_WHAT TO WORK ON_. Whenever a line below holds the word "JSON", copy that line.

_LISTED ENTRIES_.
-*-

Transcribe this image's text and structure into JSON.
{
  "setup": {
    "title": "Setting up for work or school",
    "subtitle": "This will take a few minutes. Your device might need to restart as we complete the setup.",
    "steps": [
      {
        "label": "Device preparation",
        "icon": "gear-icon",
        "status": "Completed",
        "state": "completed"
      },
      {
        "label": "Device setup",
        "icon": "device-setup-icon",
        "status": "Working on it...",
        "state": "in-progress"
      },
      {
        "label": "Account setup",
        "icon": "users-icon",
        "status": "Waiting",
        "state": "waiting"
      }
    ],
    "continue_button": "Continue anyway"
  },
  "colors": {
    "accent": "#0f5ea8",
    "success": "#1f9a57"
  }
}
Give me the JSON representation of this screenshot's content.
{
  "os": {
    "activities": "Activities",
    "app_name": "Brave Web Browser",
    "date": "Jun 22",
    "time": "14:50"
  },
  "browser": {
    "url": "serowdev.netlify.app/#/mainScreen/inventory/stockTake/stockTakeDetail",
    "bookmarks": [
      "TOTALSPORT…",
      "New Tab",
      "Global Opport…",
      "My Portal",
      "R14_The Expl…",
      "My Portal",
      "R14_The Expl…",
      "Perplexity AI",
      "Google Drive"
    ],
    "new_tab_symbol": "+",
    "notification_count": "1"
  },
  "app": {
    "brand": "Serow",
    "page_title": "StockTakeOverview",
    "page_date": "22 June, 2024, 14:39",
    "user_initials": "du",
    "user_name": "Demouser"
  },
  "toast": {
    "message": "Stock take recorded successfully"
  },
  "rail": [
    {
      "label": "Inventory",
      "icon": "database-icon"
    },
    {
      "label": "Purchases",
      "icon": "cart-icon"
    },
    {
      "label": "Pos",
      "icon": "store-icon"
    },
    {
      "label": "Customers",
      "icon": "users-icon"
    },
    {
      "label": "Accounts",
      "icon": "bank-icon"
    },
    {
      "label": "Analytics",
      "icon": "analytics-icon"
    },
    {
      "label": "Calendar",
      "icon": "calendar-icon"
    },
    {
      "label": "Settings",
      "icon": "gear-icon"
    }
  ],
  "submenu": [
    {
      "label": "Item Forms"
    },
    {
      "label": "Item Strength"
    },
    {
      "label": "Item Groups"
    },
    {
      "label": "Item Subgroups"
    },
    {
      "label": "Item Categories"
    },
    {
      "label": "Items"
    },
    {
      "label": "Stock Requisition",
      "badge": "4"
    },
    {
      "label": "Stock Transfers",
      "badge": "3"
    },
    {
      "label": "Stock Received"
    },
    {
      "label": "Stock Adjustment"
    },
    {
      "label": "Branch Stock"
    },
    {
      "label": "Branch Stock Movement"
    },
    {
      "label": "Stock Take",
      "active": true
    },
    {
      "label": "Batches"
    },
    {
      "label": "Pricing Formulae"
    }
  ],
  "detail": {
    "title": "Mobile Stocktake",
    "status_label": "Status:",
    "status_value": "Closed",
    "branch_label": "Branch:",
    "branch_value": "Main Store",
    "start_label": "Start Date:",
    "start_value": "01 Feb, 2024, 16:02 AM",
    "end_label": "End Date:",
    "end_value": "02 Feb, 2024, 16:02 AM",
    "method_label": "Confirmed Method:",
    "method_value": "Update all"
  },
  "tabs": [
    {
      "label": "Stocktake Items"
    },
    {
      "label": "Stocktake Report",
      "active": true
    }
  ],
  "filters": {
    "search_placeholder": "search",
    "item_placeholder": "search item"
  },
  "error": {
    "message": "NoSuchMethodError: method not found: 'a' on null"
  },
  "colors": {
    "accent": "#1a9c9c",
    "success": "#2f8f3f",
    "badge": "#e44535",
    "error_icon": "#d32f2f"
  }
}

-*-

_SOLUTION TO THIS EXERCISE_.
Transcribe this image's text and structure into JSON.
Give me the JSON representation of this screenshot's content.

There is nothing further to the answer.